═════ Data supplied ═════
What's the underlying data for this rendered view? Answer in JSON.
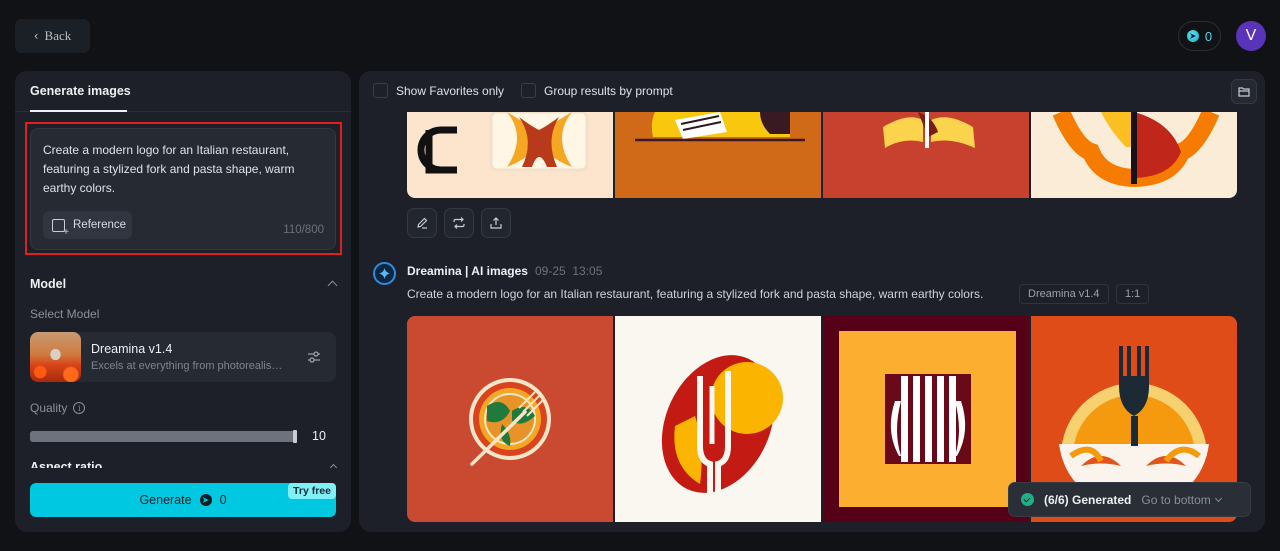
{
  "topbar": {
    "back_label": "Back",
    "credits": "0",
    "avatar_initial": "V"
  },
  "left_panel": {
    "tab_label": "Generate images",
    "prompt": {
      "text": "Create a modern logo for an Italian restaurant, featuring a stylized fork and pasta shape, warm earthy colors.",
      "char_count": "110/800",
      "reference_label": "Reference"
    },
    "model_section": {
      "title": "Model",
      "select_label": "Select Model",
      "model_name": "Dreamina v1.4",
      "model_desc": "Excels at everything from photorealism to painterly styles"
    },
    "quality": {
      "label": "Quality",
      "value": "10",
      "fraction": 1.0
    },
    "aspect_ratio_title": "Aspect ratio",
    "generate": {
      "label": "Generate",
      "cost": "0",
      "badge": "Try free"
    }
  },
  "right_panel": {
    "filters": [
      {
        "label": "Show Favorites only",
        "checked": false
      },
      {
        "label": "Group results by prompt",
        "checked": false
      }
    ],
    "actions": [
      "edit",
      "regenerate",
      "export"
    ],
    "result": {
      "author": "Dreamina | AI images",
      "date": "09-25",
      "time": "13:05",
      "prompt": "Create a modern logo for an Italian restaurant, featuring a stylized fork and pasta shape, warm earthy colors.",
      "model_tag": "Dreamina v1.4",
      "ratio_tag": "1:1"
    },
    "toast": {
      "status": "(6/6) Generated",
      "link": "Go to bottom"
    }
  },
  "colors": {
    "accent": "#00c8e0",
    "highlight_outline": "#e02020",
    "avatar_bg": "#5a34b8",
    "success": "#1fb08a"
  }
}
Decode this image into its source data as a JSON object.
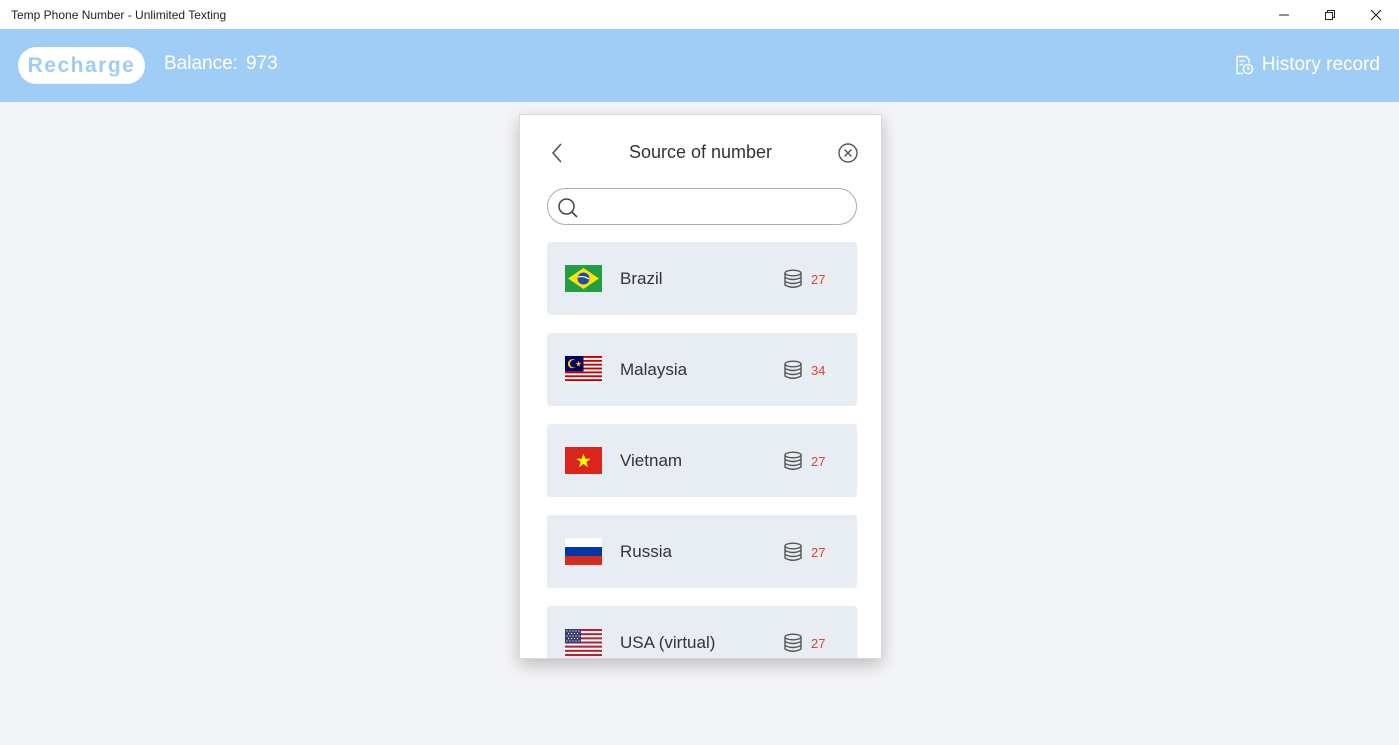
{
  "window": {
    "title": "Temp Phone Number - Unlimited Texting",
    "controls": [
      "minimize-icon",
      "restore-icon",
      "close-icon"
    ]
  },
  "header": {
    "recharge_label": "Recharge",
    "balance_label": "Balance:",
    "balance_value": "973",
    "history_label": "History record"
  },
  "modal": {
    "title": "Source of number",
    "search_placeholder": "",
    "search_value": "",
    "countries": [
      {
        "name": "Brazil",
        "price": "27",
        "flag": "brazil-flag"
      },
      {
        "name": "Malaysia",
        "price": "34",
        "flag": "malaysia-flag"
      },
      {
        "name": "Vietnam",
        "price": "27",
        "flag": "vietnam-flag"
      },
      {
        "name": "Russia",
        "price": "27",
        "flag": "russia-flag"
      },
      {
        "name": "USA (virtual)",
        "price": "27",
        "flag": "usa-flag"
      }
    ]
  },
  "colors": {
    "header_bg": "#a0cdf6",
    "page_bg": "#f3f4f6",
    "item_bg": "#e8ecf3",
    "price": "#e0452d"
  }
}
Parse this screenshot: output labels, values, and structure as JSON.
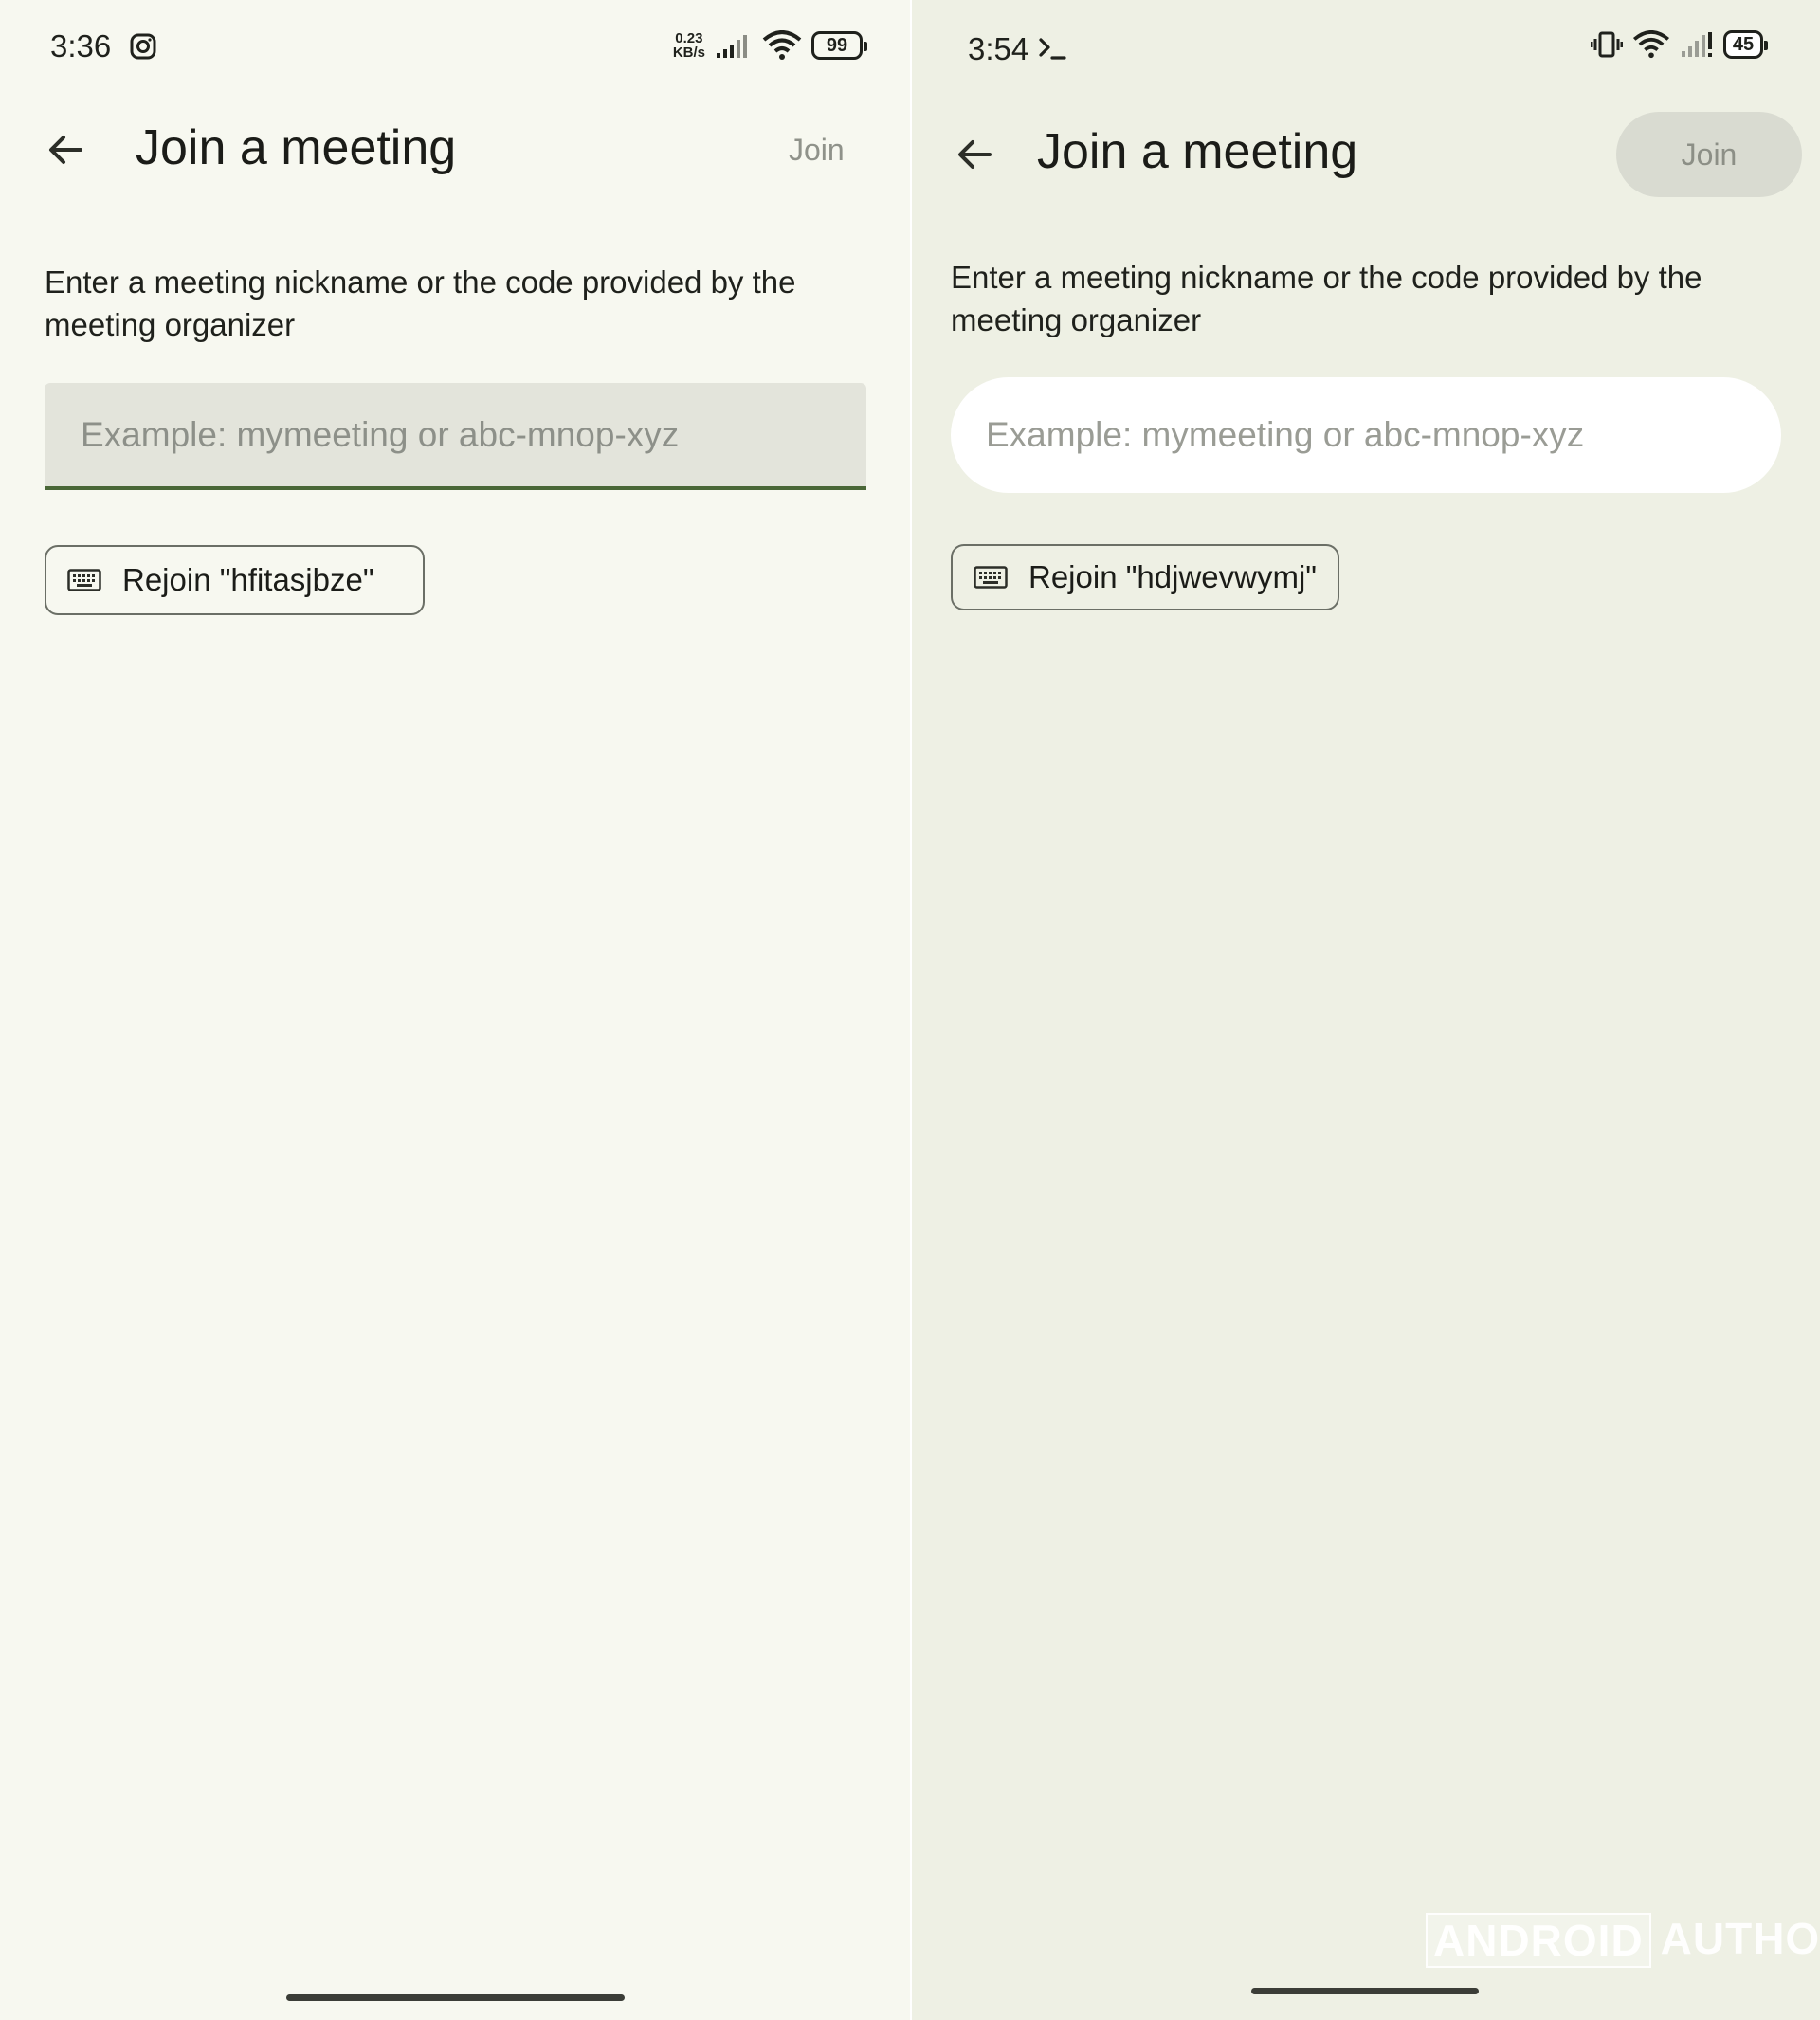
{
  "left": {
    "status": {
      "time": "3:36",
      "speed_top": "0.23",
      "speed_bottom": "KB/s",
      "battery": "99"
    },
    "title": "Join a meeting",
    "join_label": "Join",
    "description": "Enter a meeting nickname or the code provided by the meeting organizer",
    "input_placeholder": "Example: mymeeting or abc-mnop-xyz",
    "rejoin_label": "Rejoin \"hfitasjbze\""
  },
  "right": {
    "status": {
      "time": "3:54",
      "battery": "45"
    },
    "title": "Join a meeting",
    "join_label": "Join",
    "description": "Enter a meeting nickname or the code provided by the meeting organizer",
    "input_placeholder": "Example: mymeeting or abc-mnop-xyz",
    "rejoin_label": "Rejoin \"hdjwevwymj\"",
    "watermark": {
      "part1": "ANDROID",
      "part2": "AUTHORITY"
    }
  }
}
═════
[Direction]:
Every entry must be written out exactly, with all pictures left out.

[Task output]:
What's the underlying data for this rendered view? Answer in JSON.
{
  "topbar": {
    "back_label": "Back",
    "credits": "0",
    "avatar_initial": "V"
  },
  "left_panel": {
    "tab_label": "Generate images",
    "prompt": {
      "text": "Create a modern logo for an Italian restaurant, featuring a stylized fork and pasta shape, warm earthy colors.",
      "char_count": "110/800",
      "reference_label": "Reference"
    },
    "model_section": {
      "title": "Model",
      "select_label": "Select Model",
      "model_name": "Dreamina v1.4",
      "model_desc": "Excels at everything from photorealism to painterly styles"
    },
    "quality": {
      "label": "Quality",
      "value": "10",
      "fraction": 1.0
    },
    "aspect_ratio_title": "Aspect ratio",
    "generate": {
      "label": "Generate",
      "cost": "0",
      "badge": "Try free"
    }
  },
  "right_panel": {
    "filters": [
      {
        "label": "Show Favorites only",
        "checked": false
      },
      {
        "label": "Group results by prompt",
        "checked": false
      }
    ],
    "actions": [
      "edit",
      "regenerate",
      "export"
    ],
    "result": {
      "author": "Dreamina | AI images",
      "date": "09-25",
      "time": "13:05",
      "prompt": "Create a modern logo for an Italian restaurant, featuring a stylized fork and pasta shape, warm earthy colors.",
      "model_tag": "Dreamina v1.4",
      "ratio_tag": "1:1"
    },
    "toast": {
      "status": "(6/6) Generated",
      "link": "Go to bottom"
    }
  },
  "colors": {
    "accent": "#00c8e0",
    "highlight_outline": "#e02020",
    "avatar_bg": "#5a34b8",
    "success": "#1fb08a"
  }
}
Decode this image into its source data as a JSON object.
{
  "window": {
    "title": "Temp Phone Number - Unlimited Texting",
    "controls": [
      "minimize-icon",
      "restore-icon",
      "close-icon"
    ]
  },
  "header": {
    "recharge_label": "Recharge",
    "balance_label": "Balance:",
    "balance_value": "973",
    "history_label": "History record"
  },
  "modal": {
    "title": "Source of number",
    "search_placeholder": "",
    "search_value": "",
    "countries": [
      {
        "name": "Brazil",
        "price": "27",
        "flag": "brazil-flag"
      },
      {
        "name": "Malaysia",
        "price": "34",
        "flag": "malaysia-flag"
      },
      {
        "name": "Vietnam",
        "price": "27",
        "flag": "vietnam-flag"
      },
      {
        "name": "Russia",
        "price": "27",
        "flag": "russia-flag"
      },
      {
        "name": "USA (virtual)",
        "price": "27",
        "flag": "usa-flag"
      }
    ]
  },
  "colors": {
    "header_bg": "#a0cdf6",
    "page_bg": "#f3f4f6",
    "item_bg": "#e8ecf3",
    "price": "#e0452d"
  }
}
Parse this screenshot: output labels, values, and structure as JSON.
{
  "left": {
    "status": {
      "time": "3:36",
      "speed_top": "0.23",
      "speed_bottom": "KB/s",
      "battery": "99"
    },
    "title": "Join a meeting",
    "join_label": "Join",
    "description": "Enter a meeting nickname or the code provided by the meeting organizer",
    "input_placeholder": "Example: mymeeting or abc-mnop-xyz",
    "rejoin_label": "Rejoin \"hfitasjbze\""
  },
  "right": {
    "status": {
      "time": "3:54",
      "battery": "45"
    },
    "title": "Join a meeting",
    "join_label": "Join",
    "description": "Enter a meeting nickname or the code provided by the meeting organizer",
    "input_placeholder": "Example: mymeeting or abc-mnop-xyz",
    "rejoin_label": "Rejoin \"hdjwevwymj\"",
    "watermark": {
      "part1": "ANDROID",
      "part2": "AUTHORITY"
    }
  }
}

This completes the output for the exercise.